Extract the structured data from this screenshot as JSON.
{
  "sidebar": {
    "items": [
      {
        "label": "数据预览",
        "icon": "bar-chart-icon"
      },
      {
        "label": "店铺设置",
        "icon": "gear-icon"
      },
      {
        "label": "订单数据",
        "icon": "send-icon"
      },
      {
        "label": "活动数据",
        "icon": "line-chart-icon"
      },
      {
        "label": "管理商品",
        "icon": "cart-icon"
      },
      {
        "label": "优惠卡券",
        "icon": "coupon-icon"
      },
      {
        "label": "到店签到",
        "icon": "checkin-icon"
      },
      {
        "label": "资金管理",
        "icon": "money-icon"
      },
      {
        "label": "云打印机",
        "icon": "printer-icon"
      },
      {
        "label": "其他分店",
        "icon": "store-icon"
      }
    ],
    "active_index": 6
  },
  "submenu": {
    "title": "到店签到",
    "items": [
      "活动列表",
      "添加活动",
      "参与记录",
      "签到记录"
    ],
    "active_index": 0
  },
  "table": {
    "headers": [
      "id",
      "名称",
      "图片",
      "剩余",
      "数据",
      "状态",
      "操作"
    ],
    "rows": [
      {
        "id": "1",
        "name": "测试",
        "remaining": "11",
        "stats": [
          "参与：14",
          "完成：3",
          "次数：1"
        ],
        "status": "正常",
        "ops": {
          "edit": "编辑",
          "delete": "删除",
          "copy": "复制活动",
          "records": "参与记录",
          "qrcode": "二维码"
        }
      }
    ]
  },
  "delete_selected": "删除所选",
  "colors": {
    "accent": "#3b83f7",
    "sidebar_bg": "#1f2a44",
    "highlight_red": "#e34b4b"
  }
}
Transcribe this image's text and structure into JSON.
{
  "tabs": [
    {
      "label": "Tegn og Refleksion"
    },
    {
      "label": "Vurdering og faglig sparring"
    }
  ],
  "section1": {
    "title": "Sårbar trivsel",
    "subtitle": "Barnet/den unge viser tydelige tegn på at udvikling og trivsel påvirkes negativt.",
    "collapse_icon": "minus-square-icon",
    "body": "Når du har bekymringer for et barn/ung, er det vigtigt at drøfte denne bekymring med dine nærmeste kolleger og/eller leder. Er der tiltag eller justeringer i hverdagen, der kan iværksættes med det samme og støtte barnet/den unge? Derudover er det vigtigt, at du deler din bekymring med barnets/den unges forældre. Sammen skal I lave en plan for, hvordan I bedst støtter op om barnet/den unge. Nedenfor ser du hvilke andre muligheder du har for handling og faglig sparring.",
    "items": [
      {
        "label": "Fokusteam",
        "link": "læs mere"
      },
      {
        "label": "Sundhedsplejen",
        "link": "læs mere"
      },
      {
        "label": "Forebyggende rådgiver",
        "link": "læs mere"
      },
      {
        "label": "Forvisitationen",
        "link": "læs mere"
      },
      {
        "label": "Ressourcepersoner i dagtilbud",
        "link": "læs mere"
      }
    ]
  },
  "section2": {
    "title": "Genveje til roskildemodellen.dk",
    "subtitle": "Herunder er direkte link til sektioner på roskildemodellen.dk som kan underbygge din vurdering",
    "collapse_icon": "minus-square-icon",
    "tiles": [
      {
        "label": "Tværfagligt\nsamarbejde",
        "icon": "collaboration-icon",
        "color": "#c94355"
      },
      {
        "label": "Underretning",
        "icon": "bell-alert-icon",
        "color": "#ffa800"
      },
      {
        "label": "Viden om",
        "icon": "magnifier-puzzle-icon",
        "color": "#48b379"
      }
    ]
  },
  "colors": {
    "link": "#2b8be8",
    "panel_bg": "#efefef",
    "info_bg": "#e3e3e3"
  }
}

-=-=-

TASK INSTRUCTIONS
Copy each line from the records above that includes the string "this".

RESULT
Extract the structured data from this screenshot as JSON.
Transcribe this image's text and structure into JSON.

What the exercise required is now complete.